* BEGIN EXERCISE DATA *

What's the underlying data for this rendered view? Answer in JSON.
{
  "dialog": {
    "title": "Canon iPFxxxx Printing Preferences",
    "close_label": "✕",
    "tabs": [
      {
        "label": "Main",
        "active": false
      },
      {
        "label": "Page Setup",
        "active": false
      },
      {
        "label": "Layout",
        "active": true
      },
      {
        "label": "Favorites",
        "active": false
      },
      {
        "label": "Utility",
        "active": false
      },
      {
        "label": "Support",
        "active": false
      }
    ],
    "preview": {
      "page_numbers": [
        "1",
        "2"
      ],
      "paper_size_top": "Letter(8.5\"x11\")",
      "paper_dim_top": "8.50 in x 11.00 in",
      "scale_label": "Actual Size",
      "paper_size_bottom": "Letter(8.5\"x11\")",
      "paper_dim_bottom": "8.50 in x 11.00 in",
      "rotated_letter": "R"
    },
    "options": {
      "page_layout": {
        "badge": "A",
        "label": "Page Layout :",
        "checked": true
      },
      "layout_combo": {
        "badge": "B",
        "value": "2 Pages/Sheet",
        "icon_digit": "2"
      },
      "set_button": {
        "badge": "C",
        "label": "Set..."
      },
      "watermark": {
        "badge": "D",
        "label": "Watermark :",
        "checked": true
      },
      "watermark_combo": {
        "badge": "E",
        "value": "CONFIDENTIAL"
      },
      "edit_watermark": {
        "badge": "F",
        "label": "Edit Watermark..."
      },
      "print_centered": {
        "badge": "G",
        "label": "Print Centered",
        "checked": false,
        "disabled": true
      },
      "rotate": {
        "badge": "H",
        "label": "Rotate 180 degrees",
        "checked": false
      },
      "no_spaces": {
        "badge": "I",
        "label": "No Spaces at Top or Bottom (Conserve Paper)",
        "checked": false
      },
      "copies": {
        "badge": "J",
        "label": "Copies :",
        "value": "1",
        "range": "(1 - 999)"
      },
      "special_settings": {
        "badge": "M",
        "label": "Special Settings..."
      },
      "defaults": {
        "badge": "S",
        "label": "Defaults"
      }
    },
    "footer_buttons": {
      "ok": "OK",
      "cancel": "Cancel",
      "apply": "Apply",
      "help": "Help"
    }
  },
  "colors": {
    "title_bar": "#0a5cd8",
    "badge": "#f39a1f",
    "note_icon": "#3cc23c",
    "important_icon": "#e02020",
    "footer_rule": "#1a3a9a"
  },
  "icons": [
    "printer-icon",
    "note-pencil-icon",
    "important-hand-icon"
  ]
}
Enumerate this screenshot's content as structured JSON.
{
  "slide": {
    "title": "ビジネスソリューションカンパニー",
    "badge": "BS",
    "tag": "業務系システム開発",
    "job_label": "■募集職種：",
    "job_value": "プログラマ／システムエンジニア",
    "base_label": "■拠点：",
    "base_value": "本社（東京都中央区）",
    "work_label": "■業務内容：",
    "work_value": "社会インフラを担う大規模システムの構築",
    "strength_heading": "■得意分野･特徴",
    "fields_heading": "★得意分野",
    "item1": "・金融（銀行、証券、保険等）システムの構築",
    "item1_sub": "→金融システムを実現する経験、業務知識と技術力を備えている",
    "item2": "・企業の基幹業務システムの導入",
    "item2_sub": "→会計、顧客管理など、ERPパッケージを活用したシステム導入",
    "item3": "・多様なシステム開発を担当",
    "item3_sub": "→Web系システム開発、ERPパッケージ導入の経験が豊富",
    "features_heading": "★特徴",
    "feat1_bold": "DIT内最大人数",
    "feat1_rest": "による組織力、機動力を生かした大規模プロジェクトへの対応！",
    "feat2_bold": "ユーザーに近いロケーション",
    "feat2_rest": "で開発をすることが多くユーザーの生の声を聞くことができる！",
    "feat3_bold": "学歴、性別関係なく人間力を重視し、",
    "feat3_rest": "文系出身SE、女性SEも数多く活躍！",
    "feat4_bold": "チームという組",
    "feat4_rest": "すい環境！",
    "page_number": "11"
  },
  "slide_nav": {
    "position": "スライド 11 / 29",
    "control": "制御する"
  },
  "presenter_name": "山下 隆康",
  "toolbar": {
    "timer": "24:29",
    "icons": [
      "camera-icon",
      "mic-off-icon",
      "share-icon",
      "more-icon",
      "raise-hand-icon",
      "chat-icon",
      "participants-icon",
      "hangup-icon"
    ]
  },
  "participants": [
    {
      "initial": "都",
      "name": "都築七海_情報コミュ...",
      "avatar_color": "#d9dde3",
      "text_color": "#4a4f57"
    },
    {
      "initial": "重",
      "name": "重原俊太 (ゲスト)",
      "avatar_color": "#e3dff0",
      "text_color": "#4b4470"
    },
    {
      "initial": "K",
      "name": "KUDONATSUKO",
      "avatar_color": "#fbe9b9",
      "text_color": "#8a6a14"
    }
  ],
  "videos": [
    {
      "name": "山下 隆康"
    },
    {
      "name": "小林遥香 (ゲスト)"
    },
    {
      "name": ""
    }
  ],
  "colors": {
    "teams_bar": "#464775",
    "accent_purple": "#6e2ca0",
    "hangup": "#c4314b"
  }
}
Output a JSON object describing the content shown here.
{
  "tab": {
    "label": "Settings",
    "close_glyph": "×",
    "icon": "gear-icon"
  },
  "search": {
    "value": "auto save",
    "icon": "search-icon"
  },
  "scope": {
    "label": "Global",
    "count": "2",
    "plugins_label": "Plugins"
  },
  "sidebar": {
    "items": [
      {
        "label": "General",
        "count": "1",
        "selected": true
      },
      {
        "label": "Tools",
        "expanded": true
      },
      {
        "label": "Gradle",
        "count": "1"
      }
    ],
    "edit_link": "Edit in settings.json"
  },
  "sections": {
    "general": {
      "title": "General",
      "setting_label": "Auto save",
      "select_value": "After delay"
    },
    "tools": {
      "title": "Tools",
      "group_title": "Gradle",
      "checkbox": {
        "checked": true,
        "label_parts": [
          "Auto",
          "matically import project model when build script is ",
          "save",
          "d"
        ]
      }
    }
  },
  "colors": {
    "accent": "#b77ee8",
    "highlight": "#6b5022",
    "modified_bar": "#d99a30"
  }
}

* END EXERCISE DATA *

WHAT TO WORK ON » Repeat the listing in full, keeping every line exactly as it is.

REPLY TO THE TASK »
What's the underlying data for this rendered view? Answer in JSON.
{
  "dialog": {
    "title": "Canon iPFxxxx Printing Preferences",
    "close_label": "✕",
    "tabs": [
      {
        "label": "Main",
        "active": false
      },
      {
        "label": "Page Setup",
        "active": false
      },
      {
        "label": "Layout",
        "active": true
      },
      {
        "label": "Favorites",
        "active": false
      },
      {
        "label": "Utility",
        "active": false
      },
      {
        "label": "Support",
        "active": false
      }
    ],
    "preview": {
      "page_numbers": [
        "1",
        "2"
      ],
      "paper_size_top": "Letter(8.5\"x11\")",
      "paper_dim_top": "8.50 in x 11.00 in",
      "scale_label": "Actual Size",
      "paper_size_bottom": "Letter(8.5\"x11\")",
      "paper_dim_bottom": "8.50 in x 11.00 in",
      "rotated_letter": "R"
    },
    "options": {
      "page_layout": {
        "badge": "A",
        "label": "Page Layout :",
        "checked": true
      },
      "layout_combo": {
        "badge": "B",
        "value": "2 Pages/Sheet",
        "icon_digit": "2"
      },
      "set_button": {
        "badge": "C",
        "label": "Set..."
      },
      "watermark": {
        "badge": "D",
        "label": "Watermark :",
        "checked": true
      },
      "watermark_combo": {
        "badge": "E",
        "value": "CONFIDENTIAL"
      },
      "edit_watermark": {
        "badge": "F",
        "label": "Edit Watermark..."
      },
      "print_centered": {
        "badge": "G",
        "label": "Print Centered",
        "checked": false,
        "disabled": true
      },
      "rotate": {
        "badge": "H",
        "label": "Rotate 180 degrees",
        "checked": false
      },
      "no_spaces": {
        "badge": "I",
        "label": "No Spaces at Top or Bottom (Conserve Paper)",
        "checked": false
      },
      "copies": {
        "badge": "J",
        "label": "Copies :",
        "value": "1",
        "range": "(1 - 999)"
      },
      "special_settings": {
        "badge": "M",
        "label": "Special Settings..."
      },
      "defaults": {
        "badge": "S",
        "label": "Defaults"
      }
    },
    "footer_buttons": {
      "ok": "OK",
      "cancel": "Cancel",
      "apply": "Apply",
      "help": "Help"
    }
  },
  "colors": {
    "title_bar": "#0a5cd8",
    "badge": "#f39a1f",
    "note_icon": "#3cc23c",
    "important_icon": "#e02020",
    "footer_rule": "#1a3a9a"
  },
  "icons": [
    "printer-icon",
    "note-pencil-icon",
    "important-hand-icon"
  ]
}
Enumerate this screenshot's content as structured JSON.
{
  "slide": {
    "title": "ビジネスソリューションカンパニー",
    "badge": "BS",
    "tag": "業務系システム開発",
    "job_label": "■募集職種：",
    "job_value": "プログラマ／システムエンジニア",
    "base_label": "■拠点：",
    "base_value": "本社（東京都中央区）",
    "work_label": "■業務内容：",
    "work_value": "社会インフラを担う大規模システムの構築",
    "strength_heading": "■得意分野･特徴",
    "fields_heading": "★得意分野",
    "item1": "・金融（銀行、証券、保険等）システムの構築",
    "item1_sub": "→金融システムを実現する経験、業務知識と技術力を備えている",
    "item2": "・企業の基幹業務システムの導入",
    "item2_sub": "→会計、顧客管理など、ERPパッケージを活用したシステム導入",
    "item3": "・多様なシステム開発を担当",
    "item3_sub": "→Web系システム開発、ERPパッケージ導入の経験が豊富",
    "features_heading": "★特徴",
    "feat1_bold": "DIT内最大人数",
    "feat1_rest": "による組織力、機動力を生かした大規模プロジェクトへの対応！",
    "feat2_bold": "ユーザーに近いロケーション",
    "feat2_rest": "で開発をすることが多くユーザーの生の声を聞くことができる！",
    "feat3_bold": "学歴、性別関係なく人間力を重視し、",
    "feat3_rest": "文系出身SE、女性SEも数多く活躍！",
    "feat4_bold": "チームという組",
    "feat4_rest": "すい環境！",
    "page_number": "11"
  },
  "slide_nav": {
    "position": "スライド 11 / 29",
    "control": "制御する"
  },
  "presenter_name": "山下 隆康",
  "toolbar": {
    "timer": "24:29",
    "icons": [
      "camera-icon",
      "mic-off-icon",
      "share-icon",
      "more-icon",
      "raise-hand-icon",
      "chat-icon",
      "participants-icon",
      "hangup-icon"
    ]
  },
  "participants": [
    {
      "initial": "都",
      "name": "都築七海_情報コミュ...",
      "avatar_color": "#d9dde3",
      "text_color": "#4a4f57"
    },
    {
      "initial": "重",
      "name": "重原俊太 (ゲスト)",
      "avatar_color": "#e3dff0",
      "text_color": "#4b4470"
    },
    {
      "initial": "K",
      "name": "KUDONATSUKO",
      "avatar_color": "#fbe9b9",
      "text_color": "#8a6a14"
    }
  ],
  "videos": [
    {
      "name": "山下 隆康"
    },
    {
      "name": "小林遥香 (ゲスト)"
    },
    {
      "name": ""
    }
  ],
  "colors": {
    "teams_bar": "#464775",
    "accent_purple": "#6e2ca0",
    "hangup": "#c4314b"
  }
}
Output a JSON object describing the content shown here.
{
  "tab": {
    "label": "Settings",
    "close_glyph": "×",
    "icon": "gear-icon"
  },
  "search": {
    "value": "auto save",
    "icon": "search-icon"
  },
  "scope": {
    "label": "Global",
    "count": "2",
    "plugins_label": "Plugins"
  },
  "sidebar": {
    "items": [
      {
        "label": "General",
        "count": "1",
        "selected": true
      },
      {
        "label": "Tools",
        "expanded": true
      },
      {
        "label": "Gradle",
        "count": "1"
      }
    ],
    "edit_link": "Edit in settings.json"
  },
  "sections": {
    "general": {
      "title": "General",
      "setting_label": "Auto save",
      "select_value": "After delay"
    },
    "tools": {
      "title": "Tools",
      "group_title": "Gradle",
      "checkbox": {
        "checked": true,
        "label_parts": [
          "Auto",
          "matically import project model when build script is ",
          "save",
          "d"
        ]
      }
    }
  },
  "colors": {
    "accent": "#b77ee8",
    "highlight": "#6b5022",
    "modified_bar": "#d99a30"
  }
}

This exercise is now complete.